Sayfa Alıntısı

....

Türkiye, Cumhuriyet'in 100. yılını kutlarken, Cumhuriyet'in ilanını için neden 29 Ekim tarihi seçildiği merak konusu oldu. Peki, 29 Ekim tarihinin bir gizemi var mı? Atatürk neden bu tarihte Cumhuriyet'i ilan etti?
Cumhuriyet, 100 yıl önce bugün 29 Ekim 1923'te ilan edildi. Milli Mücadele'den zaferle ayrılan yorgun ancak başı dik, özgür bir milleti yeniden ayağa kaldıracak olanın yine milletin kendisi olduğuna inanan Ulu önder Mustafa Kemal Atatürk, 29 Ekim 1923'te yaptığı konuşmasında "Türkiye Cumhuriyeti mesut, muvaffak ve muzaffer olacaktır" diyerek tarihe not düştü.
ÇÖKÜŞ ANLAŞMASI: MONDROS
Osmanlı Devleti'ni işgaline neden olan, bir parçalanma ve çöküş anlaşması olan Mondros Ateşkes Anlaşması 30 Ekim 1918'de imzalanmıştı. Cumhuriyet ise 5 yıl sonra 29 Ekim günü ilan edilmişti.
CUMHURİYET'İN İLANI İÇİN NEDEN 29 EKİM TARİHİ SEÇİLDİ?
Peki, 29 Ekim tarihi neden seçildi? Bugünün seçilmesi sadece bir tesadüf mü yoksa apaçık bir mesaj mı? Atatürk bugünü bilerek mi seçti?

....

Toplanan Veriler
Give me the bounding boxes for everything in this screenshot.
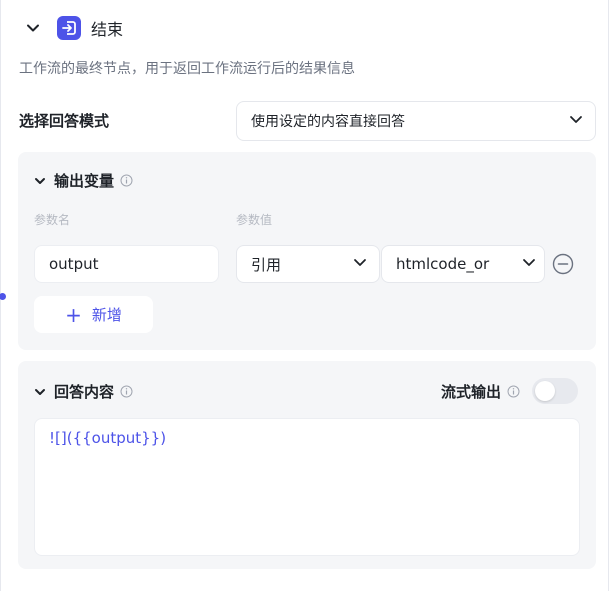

....

Yapılacaklar
[1] Sayfa alıntısına göre Mondros Ateşkes Anlaşması hangi tarihte imzalanmıştır?
[2] Cumhuriyet'in ilan tarihini ele alan sayfa alıntısını son cümlesinden itibaren devam ettirin.

Sonuçlar
[1] 30 Ekim 1918'de.

[2]
ATATÜRK, FAHRETTİN ALTAY PAŞA'YA AÇIKLADI
Herkesin merak ettiği sorunun yanıtını yine Atatürk bizzat kendisi vermişti. Atatürk, Cumhuriyetin 29 Ekim'de ilan edilmesinin nedenini 1925 yılında Cumhuriyet Bayramı kutlamaları esnasında Ankara'da 10 gün boyunca misafir ettiği Fahrettin Altay Paşa'ya açıklamıştır.
Altay, Atatürk'ün söylediklerini yıllar sonra böyle anlatmıştı;
"Atatürk hep 'mazlum bir millet' derdi. Cumhuriyet'in ilanından epey bir süre geçmişti. Ben de, hep neden 29 Ekim diye kendi kendime sormuşumdur. Bir gün Çankaya'da sofra dağıldıktan sonra, 'Paşam, benim dikkatimi çekmiştir. Hep düşündüm. 30 Ekim 1918 günü mütareke ilan edildi. Adana'daki karargâhınızdan Başkent'e (İstanbul'a) verdiğiniz şifreyi hatırlıyorum. Şimdi aradan zaman geçti, Cumhuriyet'imizin ilanının 29 Ekim gecesine gelmesi acaba bir tesadüf müdür? Üç gün evvel, beş gün sonra da olabilirdi' diye sordum.
Bunun üzerine Atatürk şunları söyledi;
'Mütarekenin ilk günlerini hatırlarsın. Saray ve hükûmet teslimiyeti kabul etmişti. Hükûmet sarayın, saray da İtilaf Devletleri'nin elinin altına girmişti. Saray bu halinden memnundu. Fakat, ben bunu kabul edemezdim. Buna karşı koymakla bir çıkış yolunu temin ederek, bu mazlum milleti tarih sahnesinden silmek, ortadan kaldırmak isteyenlere karşı harekete geçmek için kendimi vazifeli saymıştım. Dünyada tek başımızaydık, fakat benim inandığım ideale benimle beraber olanlar da bağlandılar ve netice hasıl oldu. Mütareke 30 Ekim 1918'de imzalanmıştı. Vatan parçalanmış, istilaya uğramıştı.
"MONDROS 30 EKİM'DİR, CUMHURİYET 29 EKİM"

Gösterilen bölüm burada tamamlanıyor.